Exercise task - Go through the lines below and copy each one that holds the string "Plinius".

Dataset rows -
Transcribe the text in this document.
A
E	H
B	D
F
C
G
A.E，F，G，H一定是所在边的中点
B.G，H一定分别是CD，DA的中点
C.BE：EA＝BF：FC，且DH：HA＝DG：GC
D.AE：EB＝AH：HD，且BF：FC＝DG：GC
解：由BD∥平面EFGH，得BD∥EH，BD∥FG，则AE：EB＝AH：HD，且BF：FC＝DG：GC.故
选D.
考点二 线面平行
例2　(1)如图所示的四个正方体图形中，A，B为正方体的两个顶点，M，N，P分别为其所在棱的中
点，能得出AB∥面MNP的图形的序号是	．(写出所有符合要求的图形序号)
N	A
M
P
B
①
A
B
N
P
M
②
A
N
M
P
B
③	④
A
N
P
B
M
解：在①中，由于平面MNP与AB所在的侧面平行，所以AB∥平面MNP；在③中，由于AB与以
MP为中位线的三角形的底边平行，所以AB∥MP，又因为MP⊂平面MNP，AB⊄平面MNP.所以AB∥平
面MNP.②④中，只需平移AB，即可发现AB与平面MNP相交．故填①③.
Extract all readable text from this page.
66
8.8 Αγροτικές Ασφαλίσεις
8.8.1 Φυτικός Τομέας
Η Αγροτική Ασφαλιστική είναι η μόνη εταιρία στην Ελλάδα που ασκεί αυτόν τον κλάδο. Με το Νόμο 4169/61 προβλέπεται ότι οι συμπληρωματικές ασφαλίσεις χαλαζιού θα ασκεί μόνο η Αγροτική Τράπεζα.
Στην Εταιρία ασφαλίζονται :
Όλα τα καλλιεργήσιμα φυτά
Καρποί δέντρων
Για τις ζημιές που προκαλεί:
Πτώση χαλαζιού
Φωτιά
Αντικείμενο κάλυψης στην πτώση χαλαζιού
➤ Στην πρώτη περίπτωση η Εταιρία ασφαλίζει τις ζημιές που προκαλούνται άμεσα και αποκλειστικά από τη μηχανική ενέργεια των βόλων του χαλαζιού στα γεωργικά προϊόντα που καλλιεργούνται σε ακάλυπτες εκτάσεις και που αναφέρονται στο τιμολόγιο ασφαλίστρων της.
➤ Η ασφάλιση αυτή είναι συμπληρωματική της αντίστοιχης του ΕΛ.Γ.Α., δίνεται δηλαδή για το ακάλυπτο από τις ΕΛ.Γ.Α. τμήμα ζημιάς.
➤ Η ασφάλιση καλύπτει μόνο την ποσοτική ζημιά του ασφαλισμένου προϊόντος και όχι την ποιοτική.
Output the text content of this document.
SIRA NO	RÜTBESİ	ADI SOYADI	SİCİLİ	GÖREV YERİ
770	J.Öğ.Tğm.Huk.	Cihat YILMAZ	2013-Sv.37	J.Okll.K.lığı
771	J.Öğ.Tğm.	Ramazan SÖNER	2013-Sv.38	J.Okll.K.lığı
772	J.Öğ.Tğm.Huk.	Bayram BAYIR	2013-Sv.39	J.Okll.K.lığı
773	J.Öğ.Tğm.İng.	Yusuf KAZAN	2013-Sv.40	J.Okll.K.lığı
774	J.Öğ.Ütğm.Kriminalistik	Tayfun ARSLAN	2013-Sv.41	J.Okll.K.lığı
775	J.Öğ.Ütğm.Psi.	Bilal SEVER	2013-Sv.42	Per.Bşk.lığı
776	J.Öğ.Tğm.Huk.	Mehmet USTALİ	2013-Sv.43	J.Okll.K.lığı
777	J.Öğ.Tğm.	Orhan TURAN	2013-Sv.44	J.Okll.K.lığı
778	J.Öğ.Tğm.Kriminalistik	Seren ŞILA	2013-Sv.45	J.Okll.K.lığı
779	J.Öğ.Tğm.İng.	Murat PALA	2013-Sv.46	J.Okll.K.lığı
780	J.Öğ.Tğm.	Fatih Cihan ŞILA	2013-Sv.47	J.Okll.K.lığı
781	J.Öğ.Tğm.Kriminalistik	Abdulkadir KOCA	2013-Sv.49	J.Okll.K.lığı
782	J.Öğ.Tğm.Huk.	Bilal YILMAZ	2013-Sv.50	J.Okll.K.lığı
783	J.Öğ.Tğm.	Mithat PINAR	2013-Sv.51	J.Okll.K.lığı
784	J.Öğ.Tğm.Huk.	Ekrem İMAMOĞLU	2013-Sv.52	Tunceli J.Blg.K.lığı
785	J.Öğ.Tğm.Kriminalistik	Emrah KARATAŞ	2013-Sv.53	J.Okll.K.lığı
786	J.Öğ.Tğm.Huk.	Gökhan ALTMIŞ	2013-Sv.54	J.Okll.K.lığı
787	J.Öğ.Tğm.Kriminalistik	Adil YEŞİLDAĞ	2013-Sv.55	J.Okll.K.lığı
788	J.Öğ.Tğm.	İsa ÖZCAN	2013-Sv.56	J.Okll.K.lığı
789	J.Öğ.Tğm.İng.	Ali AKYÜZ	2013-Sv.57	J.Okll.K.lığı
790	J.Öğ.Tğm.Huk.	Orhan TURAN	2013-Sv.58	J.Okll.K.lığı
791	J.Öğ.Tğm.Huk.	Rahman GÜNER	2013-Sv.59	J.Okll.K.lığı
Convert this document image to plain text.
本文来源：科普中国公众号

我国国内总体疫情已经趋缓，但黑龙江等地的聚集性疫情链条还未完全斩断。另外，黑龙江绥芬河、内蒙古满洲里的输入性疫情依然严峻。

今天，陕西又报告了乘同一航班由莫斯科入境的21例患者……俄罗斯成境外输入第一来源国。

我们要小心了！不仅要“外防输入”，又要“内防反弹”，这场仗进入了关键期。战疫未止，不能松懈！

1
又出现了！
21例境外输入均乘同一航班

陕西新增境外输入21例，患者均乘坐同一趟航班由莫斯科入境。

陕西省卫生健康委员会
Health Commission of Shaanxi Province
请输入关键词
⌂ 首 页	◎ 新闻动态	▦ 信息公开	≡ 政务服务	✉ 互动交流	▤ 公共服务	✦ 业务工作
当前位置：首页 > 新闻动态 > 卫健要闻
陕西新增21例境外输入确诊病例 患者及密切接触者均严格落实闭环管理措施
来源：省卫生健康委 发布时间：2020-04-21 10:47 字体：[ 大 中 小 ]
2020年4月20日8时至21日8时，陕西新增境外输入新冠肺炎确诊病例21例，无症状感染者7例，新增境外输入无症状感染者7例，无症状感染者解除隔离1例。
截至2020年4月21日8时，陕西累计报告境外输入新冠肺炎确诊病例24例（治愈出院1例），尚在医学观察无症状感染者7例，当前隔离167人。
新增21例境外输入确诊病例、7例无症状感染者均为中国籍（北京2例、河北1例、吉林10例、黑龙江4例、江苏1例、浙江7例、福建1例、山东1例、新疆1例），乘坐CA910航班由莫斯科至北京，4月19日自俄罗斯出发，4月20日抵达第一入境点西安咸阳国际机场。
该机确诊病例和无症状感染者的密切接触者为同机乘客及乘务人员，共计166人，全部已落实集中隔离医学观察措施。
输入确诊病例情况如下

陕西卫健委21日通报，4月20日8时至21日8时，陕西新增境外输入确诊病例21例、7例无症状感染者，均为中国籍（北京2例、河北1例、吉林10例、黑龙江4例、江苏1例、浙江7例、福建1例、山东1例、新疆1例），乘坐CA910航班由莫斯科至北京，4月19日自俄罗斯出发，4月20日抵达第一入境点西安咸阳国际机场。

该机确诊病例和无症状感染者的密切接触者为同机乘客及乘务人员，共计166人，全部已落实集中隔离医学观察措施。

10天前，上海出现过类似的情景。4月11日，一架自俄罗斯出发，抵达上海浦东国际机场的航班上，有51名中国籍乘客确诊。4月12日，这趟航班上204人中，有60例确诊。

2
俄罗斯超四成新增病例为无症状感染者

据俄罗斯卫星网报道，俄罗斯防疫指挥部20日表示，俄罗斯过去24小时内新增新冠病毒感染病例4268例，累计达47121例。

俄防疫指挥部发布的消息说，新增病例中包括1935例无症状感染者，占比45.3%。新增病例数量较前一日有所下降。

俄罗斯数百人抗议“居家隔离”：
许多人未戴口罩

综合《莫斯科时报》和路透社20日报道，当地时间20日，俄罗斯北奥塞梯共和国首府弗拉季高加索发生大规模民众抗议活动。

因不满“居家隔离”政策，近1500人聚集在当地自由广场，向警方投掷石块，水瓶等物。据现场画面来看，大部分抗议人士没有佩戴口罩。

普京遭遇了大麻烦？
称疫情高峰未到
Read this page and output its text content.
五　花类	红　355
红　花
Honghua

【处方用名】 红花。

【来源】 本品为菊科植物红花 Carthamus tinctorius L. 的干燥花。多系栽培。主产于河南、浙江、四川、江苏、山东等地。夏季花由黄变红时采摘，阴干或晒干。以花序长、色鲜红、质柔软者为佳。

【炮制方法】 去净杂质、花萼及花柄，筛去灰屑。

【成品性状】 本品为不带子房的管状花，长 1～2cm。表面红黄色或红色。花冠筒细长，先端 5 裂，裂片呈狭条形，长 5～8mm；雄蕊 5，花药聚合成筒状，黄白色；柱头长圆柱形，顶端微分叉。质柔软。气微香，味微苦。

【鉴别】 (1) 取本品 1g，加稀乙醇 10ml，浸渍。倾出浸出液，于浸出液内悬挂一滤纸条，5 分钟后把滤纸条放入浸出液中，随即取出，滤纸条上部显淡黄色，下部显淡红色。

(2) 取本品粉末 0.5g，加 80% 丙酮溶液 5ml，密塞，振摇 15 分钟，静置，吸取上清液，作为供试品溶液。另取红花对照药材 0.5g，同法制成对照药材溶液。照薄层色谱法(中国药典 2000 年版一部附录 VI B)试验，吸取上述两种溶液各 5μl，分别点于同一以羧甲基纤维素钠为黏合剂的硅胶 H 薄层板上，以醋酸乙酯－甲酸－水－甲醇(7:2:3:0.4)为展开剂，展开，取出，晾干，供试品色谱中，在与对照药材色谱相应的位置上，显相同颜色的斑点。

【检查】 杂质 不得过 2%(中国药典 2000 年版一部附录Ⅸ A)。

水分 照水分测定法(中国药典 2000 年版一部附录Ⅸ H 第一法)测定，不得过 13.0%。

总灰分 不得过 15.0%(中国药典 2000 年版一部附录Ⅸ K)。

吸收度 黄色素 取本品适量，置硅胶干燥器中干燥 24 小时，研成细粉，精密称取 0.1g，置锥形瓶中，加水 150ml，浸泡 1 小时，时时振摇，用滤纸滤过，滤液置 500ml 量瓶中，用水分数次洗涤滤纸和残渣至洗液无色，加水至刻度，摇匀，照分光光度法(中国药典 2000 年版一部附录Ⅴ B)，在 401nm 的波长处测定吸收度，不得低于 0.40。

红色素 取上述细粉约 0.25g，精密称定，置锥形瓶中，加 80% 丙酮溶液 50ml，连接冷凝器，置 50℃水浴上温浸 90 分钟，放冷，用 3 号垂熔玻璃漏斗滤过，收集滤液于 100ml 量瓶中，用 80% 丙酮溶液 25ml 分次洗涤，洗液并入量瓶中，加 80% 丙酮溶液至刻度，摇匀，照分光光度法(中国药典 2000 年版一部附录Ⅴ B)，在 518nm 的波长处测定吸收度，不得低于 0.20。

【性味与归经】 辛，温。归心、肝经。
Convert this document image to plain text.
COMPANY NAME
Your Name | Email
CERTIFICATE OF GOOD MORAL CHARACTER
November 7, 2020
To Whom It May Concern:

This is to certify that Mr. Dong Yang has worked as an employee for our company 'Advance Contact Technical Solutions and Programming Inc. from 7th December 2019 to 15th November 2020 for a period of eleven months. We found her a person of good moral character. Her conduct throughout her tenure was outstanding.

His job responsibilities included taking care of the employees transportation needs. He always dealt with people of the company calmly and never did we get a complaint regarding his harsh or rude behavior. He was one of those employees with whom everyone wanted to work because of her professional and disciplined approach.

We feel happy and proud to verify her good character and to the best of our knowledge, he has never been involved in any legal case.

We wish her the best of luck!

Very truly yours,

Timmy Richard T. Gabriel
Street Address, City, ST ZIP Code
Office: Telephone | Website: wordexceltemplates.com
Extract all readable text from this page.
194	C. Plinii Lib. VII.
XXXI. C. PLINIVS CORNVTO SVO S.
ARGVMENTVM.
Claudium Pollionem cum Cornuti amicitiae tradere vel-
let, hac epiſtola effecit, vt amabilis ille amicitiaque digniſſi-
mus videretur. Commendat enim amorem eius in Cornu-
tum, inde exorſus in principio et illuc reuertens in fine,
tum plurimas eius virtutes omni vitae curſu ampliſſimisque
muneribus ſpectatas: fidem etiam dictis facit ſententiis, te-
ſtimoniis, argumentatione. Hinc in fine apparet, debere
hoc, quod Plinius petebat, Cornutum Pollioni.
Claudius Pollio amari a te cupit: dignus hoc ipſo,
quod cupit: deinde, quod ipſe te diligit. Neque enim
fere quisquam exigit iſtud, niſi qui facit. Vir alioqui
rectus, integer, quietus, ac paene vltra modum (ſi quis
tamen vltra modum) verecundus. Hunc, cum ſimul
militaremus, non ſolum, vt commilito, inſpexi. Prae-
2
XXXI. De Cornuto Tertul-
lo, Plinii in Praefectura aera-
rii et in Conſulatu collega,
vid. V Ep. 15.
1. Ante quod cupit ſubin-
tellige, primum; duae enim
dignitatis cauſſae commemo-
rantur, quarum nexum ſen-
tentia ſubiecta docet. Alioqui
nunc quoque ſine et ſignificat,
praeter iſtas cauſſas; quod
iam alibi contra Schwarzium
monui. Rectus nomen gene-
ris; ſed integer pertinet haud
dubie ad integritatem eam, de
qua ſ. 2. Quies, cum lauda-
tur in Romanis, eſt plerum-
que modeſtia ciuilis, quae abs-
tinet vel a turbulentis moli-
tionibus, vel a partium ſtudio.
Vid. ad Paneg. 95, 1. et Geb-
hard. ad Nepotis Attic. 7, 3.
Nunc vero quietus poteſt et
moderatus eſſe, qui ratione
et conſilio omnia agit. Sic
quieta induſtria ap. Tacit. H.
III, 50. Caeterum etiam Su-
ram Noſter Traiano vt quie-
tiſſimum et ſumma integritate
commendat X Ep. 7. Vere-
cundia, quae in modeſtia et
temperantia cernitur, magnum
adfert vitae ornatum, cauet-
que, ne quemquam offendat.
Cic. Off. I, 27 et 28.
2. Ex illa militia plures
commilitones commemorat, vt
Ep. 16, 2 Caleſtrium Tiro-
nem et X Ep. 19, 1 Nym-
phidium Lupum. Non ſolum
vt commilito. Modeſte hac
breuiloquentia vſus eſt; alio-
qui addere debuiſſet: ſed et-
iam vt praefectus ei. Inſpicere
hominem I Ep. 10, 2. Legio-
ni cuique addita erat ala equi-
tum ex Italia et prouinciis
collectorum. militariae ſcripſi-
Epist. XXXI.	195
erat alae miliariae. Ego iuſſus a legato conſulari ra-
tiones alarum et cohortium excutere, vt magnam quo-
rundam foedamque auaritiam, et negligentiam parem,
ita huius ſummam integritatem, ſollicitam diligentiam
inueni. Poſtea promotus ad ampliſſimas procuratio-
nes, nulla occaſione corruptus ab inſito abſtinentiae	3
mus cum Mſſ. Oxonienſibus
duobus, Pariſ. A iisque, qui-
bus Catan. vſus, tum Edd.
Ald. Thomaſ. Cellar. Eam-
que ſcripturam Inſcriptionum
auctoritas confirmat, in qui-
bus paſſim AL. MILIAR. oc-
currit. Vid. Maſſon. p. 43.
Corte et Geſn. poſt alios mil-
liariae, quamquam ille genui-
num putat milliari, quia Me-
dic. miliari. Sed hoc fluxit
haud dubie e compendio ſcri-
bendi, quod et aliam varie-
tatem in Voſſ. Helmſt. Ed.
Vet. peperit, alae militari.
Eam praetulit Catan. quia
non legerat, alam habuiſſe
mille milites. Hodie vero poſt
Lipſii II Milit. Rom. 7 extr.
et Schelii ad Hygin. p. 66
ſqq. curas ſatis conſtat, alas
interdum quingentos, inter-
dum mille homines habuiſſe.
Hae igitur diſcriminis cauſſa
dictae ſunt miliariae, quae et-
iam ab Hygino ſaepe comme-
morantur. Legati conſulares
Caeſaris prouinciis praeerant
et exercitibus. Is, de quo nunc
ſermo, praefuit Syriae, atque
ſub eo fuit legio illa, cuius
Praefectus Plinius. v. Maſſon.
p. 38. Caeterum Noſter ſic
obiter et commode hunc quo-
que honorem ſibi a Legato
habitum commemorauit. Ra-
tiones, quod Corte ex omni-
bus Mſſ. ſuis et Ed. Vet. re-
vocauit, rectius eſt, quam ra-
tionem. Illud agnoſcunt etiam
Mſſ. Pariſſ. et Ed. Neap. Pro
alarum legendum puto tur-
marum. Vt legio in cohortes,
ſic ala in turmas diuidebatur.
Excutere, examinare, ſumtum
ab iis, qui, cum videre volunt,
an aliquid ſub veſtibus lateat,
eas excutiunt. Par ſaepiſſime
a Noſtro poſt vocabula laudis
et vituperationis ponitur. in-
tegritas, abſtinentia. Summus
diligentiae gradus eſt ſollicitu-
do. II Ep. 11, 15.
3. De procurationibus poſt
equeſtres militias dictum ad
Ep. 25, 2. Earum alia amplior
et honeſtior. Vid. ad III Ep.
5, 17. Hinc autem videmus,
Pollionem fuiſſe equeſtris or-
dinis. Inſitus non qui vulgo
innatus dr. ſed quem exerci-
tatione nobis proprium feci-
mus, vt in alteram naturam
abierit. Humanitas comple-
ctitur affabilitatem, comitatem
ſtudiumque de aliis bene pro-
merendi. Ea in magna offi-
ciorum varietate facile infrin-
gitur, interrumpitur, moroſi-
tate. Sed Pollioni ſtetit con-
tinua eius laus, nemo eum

Written response -
hoc, quod Plinius petebat, Cornutum Pollioni.
Praefectus Plinius. v. Maſſon.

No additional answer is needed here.